Extend the opinion piece on India's draft law against communal and targeted violence, picking up right after its last sentence.

- **Page**:
§ §
For decades, the victims of communal and targeted violence have been denied protections of law that the rest of us take for granted. It’s time to end this injustice.

In a vibrant and mature democracy, there would be no need to have special laws to prosecute the powerful or protect the weak. If a crime takes place, the law would simply take its course. In a country like ours, however, life is not so simple. Terrible crimes can be committed involving the murder of hundreds and even thousands of people, or the loot of billions of rupees. But the law in India does not take its course. More often than not, it stands still.

If the Lokpal bill represents an effort to get the law to change its course on the crime of corruption, the new draft bill on the prevention of communal and targeted violence is a modest contribution towards ensuring that India’s citizens enjoy the protection of the state regardless of their religion, language or caste.

The draft law framed by the National Advisory Council and released earlier this month for comment and feedback is a huge improvement over the bill originally drawn up by the United Progressive Alliance government in 2005. The earlier version paid lip service to the need for a law to tackle communal violence but made matters worse by giving the authorities greater coercive powers instead of finding ways to eliminate the institutional bias against the minorities, Dalits and adivasis, which lies at the heart of all targeted violence in India.

The November 1984 massacre of Sikhs provides a good illustration of how the institutionalised “riot system” works. Let us start with the victim. She is unable to get the local police to protect the lives of her family members or property. She is unable to file a proper complaint in a police station. Senior police officers, bureaucrats and Ministers, who by now are getting reports from all across the city, State and country, do not act immediately to ensure the targeted minorities are protected. Incendiary language against the victims is freely used. Women who are raped or sexually assaulted get no sympathy or assistance. When the riot victims form makeshift relief camps, the authorities harass them and try to make them leave. The victims have to struggle for years before the authorities finally provide some compensation for the death, injury and destruction they have suffered. As for the perpetrators of the violence, they get away since the police and the government do not gather evidence, conduct no investigation and appoint biased prosecutors, thereby sabotaging the chances of conviction and punishment.
§ §
- **Stored records**:
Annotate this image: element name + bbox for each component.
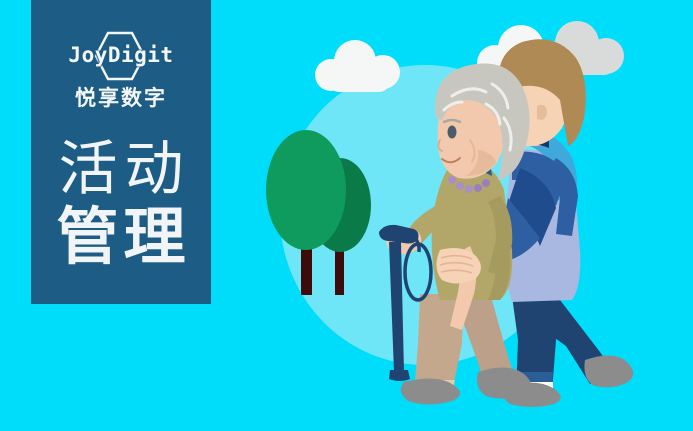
woman-eye (448, 126, 457, 139)
page-title-line-2: 管理 (31, 202, 211, 272)
logo-wordmark: JoyDigit (31, 42, 211, 68)
banner-root: JoyDigit 悦享数字 活动 管理 (0, 0, 693, 431)
page-title-line-1: 活动 (31, 136, 211, 202)
logo-block: JoyDigit 悦享数字 (31, 30, 211, 111)
page-title: 活动 管理 (31, 136, 211, 272)
brand-panel: JoyDigit 悦享数字 活动 管理 (31, 0, 211, 304)
cane-ferrule (389, 370, 410, 381)
logo-chinese-name: 悦享数字 (31, 85, 211, 111)
logo-mark: JoyDigit (31, 30, 211, 82)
§ §
- **Exercise result**:
With some modifications here and there, this is the same sickening script which played out in Gujarat in 2002, when Muslims were the targeted group. On a smaller scale, all victims of organised, targeted violence — be they Tamils in Karnataka or Hindi speakers in Maharashtra or Dalits in Haryana and other parts of the country — know from experience and instinct that they cannot automatically count on the local police coming to their help should they be attacked.

If one were to abstract the single most important stylised fact from the Indian “riot system”, it is this: violence occurs and is not immediately controlled because policemen and local administrators refuse to do their duty. It is also evident that they do so because the victims belong to a minority group, precisely the kind of situation the Constituent Assembly had in mind when it wrote Article 15(1) of the Constitution: “The State shall not discriminate against any citizen on grounds only of religion, race, caste, sex, place of birth or any of them”.

How are policemen and officials able to get away with violating the Constitution in this manner? Because they know that neither the law nor their superiors will act against them. What we need, thus, is not so much a new law defining new crimes (although that would be useful too) but a law to ensure that the police and bureaucrats and their political masters follow the existing law of the land. In other words, we need a law that punishes them for discriminating against citizens who happen to be minorities. This is what the draft Prevention of Communal and Targeted Violence (Access to Justice and Reparations) Bill, 2011 does.

The CTV bill sets out to protect religious and linguistic minorities in any State in India, as well as the Scheduled Castes and the Scheduled Tribes, from targeted violence, including organised violence. Apart from including the usual Indian Penal Code offences, the NAC draft modernises the definition of sexual assault to cover crimes other than rape and elaborates on the crime of hate propaganda already covered by Section 153A of the IPC. Most importantly, it broadens the definition of dereliction of duty — which is already a crime — and, for the first time in India, adds offences by public servants or other superiors for breach of command responsibility. “Where it is shown that continuous widespread or systematic unlawful activity has occurred,” the draft says, “it can be reasonably presumed that the superior in command of the public servant whose duty it was to prevent the commission of communal and targeted violence, failed to exercise supervision … and shall be guilty of the offence of breach of command responsibility.” With 10 years imprisonment prescribed for this offence, superiors will hopefully be deterred from allowing a Delhi 1984 or Gujarat 2002 to happen on their watch.

Another important feature is the dilution of the standard requirement that officials can only be prosecuted with the prior sanction of the government. The CTV bill says no sanction will be required to prosecute officials charged with offences which broadly fall under the category of dereliction of duty. For other offences, sanction to prosecute must be given or denied within 30 days, failing which it is deemed to have been given. Although the bill says the reasons for denial of sanction must be recorded in writing, it should also explicitly say that this denial is open to judicial review.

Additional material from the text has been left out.